* TASK OBJECTIVE
Transcribe all the entries word for word, but omit the images.

** begin DATA LINES **

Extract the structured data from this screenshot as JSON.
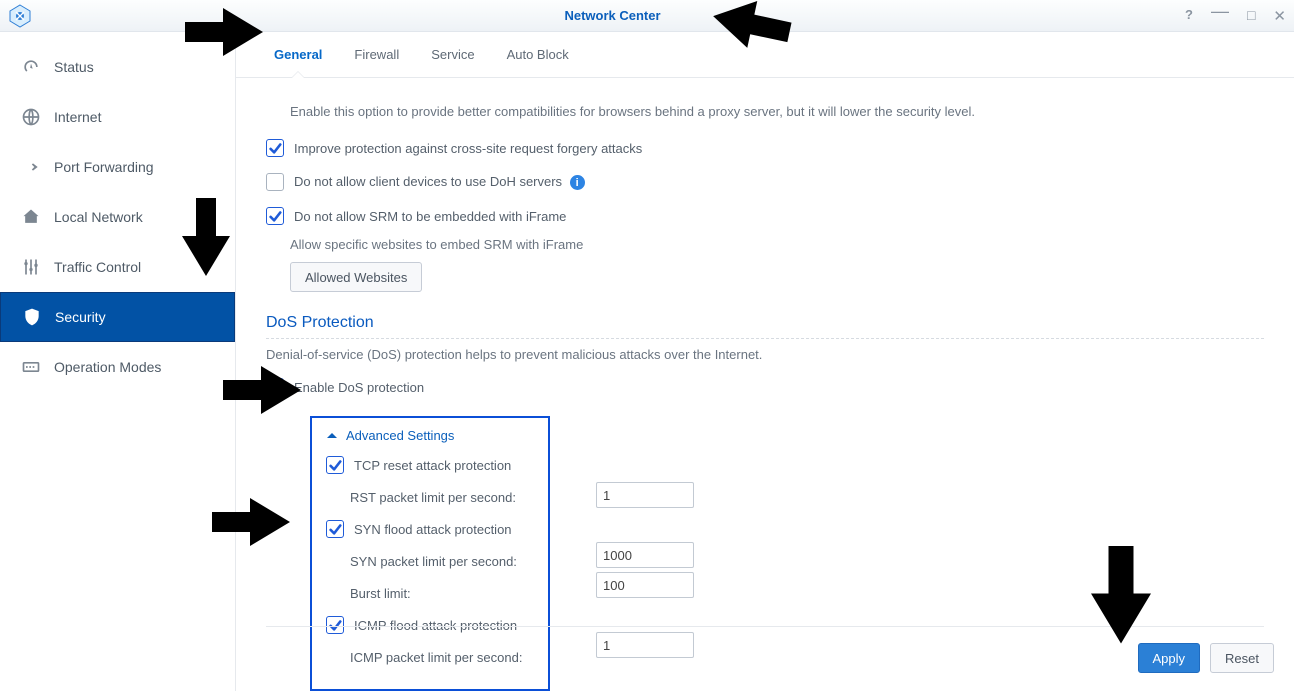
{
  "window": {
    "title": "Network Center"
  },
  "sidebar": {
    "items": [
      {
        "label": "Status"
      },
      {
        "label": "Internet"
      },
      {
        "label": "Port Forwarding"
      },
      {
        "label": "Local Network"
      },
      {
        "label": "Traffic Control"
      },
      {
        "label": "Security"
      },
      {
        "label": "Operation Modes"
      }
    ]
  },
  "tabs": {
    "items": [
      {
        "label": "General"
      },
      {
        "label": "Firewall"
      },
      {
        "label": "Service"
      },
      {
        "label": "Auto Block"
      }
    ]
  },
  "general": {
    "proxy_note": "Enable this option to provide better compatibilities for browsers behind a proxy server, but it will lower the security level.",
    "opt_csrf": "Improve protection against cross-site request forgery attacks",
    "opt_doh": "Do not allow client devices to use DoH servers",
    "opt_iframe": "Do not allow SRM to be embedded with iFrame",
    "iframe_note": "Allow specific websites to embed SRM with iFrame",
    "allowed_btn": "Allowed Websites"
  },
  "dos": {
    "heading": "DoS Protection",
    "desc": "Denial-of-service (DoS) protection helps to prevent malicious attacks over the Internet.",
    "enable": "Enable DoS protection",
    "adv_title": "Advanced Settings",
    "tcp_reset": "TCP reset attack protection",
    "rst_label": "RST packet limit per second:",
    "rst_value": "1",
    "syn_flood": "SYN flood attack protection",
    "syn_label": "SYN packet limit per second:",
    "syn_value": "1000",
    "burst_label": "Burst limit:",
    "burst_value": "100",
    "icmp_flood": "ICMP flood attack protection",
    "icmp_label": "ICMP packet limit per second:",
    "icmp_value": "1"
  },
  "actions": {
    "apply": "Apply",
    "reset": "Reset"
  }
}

** end DATA LINES **

* TASK ANSWER
Extract the structured data from this screenshot as JSON.
{
  "window": {
    "title": "Network Center"
  },
  "sidebar": {
    "items": [
      {
        "label": "Status"
      },
      {
        "label": "Internet"
      },
      {
        "label": "Port Forwarding"
      },
      {
        "label": "Local Network"
      },
      {
        "label": "Traffic Control"
      },
      {
        "label": "Security"
      },
      {
        "label": "Operation Modes"
      }
    ]
  },
  "tabs": {
    "items": [
      {
        "label": "General"
      },
      {
        "label": "Firewall"
      },
      {
        "label": "Service"
      },
      {
        "label": "Auto Block"
      }
    ]
  },
  "general": {
    "proxy_note": "Enable this option to provide better compatibilities for browsers behind a proxy server, but it will lower the security level.",
    "opt_csrf": "Improve protection against cross-site request forgery attacks",
    "opt_doh": "Do not allow client devices to use DoH servers",
    "opt_iframe": "Do not allow SRM to be embedded with iFrame",
    "iframe_note": "Allow specific websites to embed SRM with iFrame",
    "allowed_btn": "Allowed Websites"
  },
  "dos": {
    "heading": "DoS Protection",
    "desc": "Denial-of-service (DoS) protection helps to prevent malicious attacks over the Internet.",
    "enable": "Enable DoS protection",
    "adv_title": "Advanced Settings",
    "tcp_reset": "TCP reset attack protection",
    "rst_label": "RST packet limit per second:",
    "rst_value": "1",
    "syn_flood": "SYN flood attack protection",
    "syn_label": "SYN packet limit per second:",
    "syn_value": "1000",
    "burst_label": "Burst limit:",
    "burst_value": "100",
    "icmp_flood": "ICMP flood attack protection",
    "icmp_label": "ICMP packet limit per second:",
    "icmp_value": "1"
  },
  "actions": {
    "apply": "Apply",
    "reset": "Reset"
  }
}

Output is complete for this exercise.